_Goal_: Below are the entries; state how many of their lines contain the string "name", and nothing more.

_Exercise input_:
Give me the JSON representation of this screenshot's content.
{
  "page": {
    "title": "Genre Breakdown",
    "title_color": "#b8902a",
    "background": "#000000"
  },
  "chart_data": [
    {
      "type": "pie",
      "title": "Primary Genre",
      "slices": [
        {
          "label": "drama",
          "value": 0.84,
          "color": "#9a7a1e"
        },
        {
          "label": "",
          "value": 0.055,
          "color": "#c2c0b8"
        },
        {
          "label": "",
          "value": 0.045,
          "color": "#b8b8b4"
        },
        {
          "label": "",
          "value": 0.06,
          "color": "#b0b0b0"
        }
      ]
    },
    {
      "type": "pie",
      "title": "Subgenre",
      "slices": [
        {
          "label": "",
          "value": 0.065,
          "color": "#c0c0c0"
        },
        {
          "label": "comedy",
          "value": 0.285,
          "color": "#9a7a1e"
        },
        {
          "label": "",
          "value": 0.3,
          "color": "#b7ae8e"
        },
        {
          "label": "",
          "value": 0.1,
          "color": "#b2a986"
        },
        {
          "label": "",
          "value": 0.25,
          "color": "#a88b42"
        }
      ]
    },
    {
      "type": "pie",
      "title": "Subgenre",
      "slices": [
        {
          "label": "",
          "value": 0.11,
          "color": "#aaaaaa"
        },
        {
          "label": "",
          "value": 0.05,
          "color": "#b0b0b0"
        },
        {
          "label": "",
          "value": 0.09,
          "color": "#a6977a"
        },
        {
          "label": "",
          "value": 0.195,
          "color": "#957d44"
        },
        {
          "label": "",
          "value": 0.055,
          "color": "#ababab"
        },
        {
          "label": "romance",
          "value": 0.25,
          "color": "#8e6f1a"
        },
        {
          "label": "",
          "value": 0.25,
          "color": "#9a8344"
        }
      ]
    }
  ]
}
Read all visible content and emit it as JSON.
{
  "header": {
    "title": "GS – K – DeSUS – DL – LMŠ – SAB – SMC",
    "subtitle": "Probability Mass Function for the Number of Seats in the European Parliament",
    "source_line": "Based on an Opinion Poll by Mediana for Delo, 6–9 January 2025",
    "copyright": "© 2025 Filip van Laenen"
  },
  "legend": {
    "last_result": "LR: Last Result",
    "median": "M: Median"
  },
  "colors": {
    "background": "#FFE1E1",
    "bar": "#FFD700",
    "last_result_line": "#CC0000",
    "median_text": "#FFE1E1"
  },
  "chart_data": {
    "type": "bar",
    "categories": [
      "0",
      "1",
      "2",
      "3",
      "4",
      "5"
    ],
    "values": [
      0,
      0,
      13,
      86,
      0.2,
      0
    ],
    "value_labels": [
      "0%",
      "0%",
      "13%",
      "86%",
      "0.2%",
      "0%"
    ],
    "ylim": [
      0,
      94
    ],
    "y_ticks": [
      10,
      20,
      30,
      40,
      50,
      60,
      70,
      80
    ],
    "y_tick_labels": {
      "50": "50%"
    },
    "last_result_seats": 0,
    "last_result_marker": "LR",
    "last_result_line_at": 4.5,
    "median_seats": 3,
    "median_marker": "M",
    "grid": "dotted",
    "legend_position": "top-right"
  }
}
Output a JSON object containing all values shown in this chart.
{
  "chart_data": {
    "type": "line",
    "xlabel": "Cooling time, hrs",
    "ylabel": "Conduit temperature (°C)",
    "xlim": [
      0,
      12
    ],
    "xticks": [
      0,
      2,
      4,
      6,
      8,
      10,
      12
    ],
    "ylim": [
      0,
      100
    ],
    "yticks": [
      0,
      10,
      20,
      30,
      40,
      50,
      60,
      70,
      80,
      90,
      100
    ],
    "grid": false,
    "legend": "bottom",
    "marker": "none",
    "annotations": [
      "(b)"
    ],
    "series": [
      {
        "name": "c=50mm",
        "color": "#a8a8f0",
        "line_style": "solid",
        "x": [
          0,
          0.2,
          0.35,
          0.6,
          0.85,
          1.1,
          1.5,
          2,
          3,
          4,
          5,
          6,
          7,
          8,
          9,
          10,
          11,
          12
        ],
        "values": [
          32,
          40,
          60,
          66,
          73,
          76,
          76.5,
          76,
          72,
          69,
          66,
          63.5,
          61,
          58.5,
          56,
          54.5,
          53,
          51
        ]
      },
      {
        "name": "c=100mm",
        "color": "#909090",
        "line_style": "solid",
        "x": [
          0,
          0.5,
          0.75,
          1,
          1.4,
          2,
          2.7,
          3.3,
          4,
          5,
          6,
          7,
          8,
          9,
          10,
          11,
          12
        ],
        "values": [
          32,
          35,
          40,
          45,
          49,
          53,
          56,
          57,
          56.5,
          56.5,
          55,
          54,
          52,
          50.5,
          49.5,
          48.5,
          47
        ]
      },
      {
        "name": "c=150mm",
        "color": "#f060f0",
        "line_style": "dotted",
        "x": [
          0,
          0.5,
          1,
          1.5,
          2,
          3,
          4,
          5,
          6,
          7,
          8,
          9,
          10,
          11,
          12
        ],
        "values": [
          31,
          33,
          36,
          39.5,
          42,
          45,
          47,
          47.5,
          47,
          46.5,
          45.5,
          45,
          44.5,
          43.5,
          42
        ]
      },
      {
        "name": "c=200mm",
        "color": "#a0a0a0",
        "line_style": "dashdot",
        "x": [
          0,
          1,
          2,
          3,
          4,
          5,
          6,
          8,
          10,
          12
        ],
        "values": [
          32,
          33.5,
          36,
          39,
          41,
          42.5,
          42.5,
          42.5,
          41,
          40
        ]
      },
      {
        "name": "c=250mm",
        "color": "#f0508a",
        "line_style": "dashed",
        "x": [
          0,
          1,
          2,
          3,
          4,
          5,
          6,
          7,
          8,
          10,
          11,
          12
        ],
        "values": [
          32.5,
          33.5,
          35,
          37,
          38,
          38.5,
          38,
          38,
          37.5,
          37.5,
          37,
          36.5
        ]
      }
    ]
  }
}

_Task output_: 5